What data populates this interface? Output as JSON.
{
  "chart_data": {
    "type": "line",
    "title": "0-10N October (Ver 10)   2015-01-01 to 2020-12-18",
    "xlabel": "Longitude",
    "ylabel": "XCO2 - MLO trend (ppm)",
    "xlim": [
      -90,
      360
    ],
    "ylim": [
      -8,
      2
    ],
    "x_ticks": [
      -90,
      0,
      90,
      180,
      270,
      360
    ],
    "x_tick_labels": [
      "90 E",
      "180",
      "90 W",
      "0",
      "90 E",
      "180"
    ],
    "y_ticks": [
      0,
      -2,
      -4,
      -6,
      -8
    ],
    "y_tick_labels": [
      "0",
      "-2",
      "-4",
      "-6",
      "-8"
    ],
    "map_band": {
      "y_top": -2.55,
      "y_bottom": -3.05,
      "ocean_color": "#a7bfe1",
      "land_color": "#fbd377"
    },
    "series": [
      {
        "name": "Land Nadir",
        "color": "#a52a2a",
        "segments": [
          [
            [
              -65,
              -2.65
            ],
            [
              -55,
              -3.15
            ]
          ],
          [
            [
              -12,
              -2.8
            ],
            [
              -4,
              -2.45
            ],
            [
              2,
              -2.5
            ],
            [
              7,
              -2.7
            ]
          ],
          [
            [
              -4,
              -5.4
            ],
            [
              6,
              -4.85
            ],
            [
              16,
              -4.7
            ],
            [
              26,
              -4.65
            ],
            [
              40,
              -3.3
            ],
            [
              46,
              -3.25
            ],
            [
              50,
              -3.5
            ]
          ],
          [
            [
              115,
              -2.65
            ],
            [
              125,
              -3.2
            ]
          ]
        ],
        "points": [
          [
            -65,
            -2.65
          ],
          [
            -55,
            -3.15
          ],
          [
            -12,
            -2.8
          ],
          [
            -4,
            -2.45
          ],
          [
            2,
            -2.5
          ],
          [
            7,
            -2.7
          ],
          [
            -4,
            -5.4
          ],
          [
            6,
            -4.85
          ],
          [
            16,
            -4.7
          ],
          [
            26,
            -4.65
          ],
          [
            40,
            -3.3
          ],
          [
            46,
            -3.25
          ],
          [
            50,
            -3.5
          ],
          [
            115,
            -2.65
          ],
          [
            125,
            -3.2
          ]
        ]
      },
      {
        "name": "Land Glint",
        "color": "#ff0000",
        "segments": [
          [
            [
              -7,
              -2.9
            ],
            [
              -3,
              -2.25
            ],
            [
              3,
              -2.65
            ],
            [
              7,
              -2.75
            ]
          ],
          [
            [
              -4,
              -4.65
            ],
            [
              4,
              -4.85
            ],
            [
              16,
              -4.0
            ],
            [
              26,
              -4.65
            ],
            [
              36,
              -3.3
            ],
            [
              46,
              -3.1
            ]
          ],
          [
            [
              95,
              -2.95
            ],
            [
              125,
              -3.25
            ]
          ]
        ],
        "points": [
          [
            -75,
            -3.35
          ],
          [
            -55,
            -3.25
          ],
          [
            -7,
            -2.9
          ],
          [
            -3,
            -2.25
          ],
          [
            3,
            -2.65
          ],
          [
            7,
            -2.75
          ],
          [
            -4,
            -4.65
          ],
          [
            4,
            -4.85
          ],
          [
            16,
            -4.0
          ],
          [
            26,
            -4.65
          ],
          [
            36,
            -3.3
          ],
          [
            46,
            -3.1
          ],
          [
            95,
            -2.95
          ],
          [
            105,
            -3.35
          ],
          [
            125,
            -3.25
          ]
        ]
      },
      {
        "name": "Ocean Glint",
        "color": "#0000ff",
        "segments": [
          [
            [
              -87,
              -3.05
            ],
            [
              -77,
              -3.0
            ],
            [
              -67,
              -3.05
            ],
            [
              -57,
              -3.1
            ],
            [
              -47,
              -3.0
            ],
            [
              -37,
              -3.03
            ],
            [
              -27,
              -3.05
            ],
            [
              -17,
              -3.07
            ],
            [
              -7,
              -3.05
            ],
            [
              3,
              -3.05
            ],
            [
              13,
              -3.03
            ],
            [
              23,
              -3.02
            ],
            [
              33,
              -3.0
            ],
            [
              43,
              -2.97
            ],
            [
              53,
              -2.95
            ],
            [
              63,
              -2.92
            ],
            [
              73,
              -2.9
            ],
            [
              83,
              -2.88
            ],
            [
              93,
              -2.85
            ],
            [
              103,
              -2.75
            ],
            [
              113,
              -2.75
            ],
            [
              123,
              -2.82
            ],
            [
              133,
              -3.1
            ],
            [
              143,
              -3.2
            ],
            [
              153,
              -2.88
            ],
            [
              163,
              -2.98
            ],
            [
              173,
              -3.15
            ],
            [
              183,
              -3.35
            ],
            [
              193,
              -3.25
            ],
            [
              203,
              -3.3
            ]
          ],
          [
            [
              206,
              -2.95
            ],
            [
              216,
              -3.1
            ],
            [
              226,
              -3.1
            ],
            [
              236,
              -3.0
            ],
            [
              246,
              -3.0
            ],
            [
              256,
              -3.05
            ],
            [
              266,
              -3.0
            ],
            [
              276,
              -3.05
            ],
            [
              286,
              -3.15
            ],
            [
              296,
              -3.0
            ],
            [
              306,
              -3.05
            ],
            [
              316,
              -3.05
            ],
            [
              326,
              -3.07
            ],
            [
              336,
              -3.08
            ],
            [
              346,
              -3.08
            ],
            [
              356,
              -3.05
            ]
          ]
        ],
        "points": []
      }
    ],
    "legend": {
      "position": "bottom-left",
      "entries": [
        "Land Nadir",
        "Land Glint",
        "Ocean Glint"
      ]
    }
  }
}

....................

▸ **TASK DIRECTIONS**:
Where a line holds "Glint", copy that line.

▸ **OUTPUT FOR THIS EXERCISE**:
        "name": "Land Glint",
        "name": "Ocean Glint",
        "Land Glint",
        "Ocean Glint"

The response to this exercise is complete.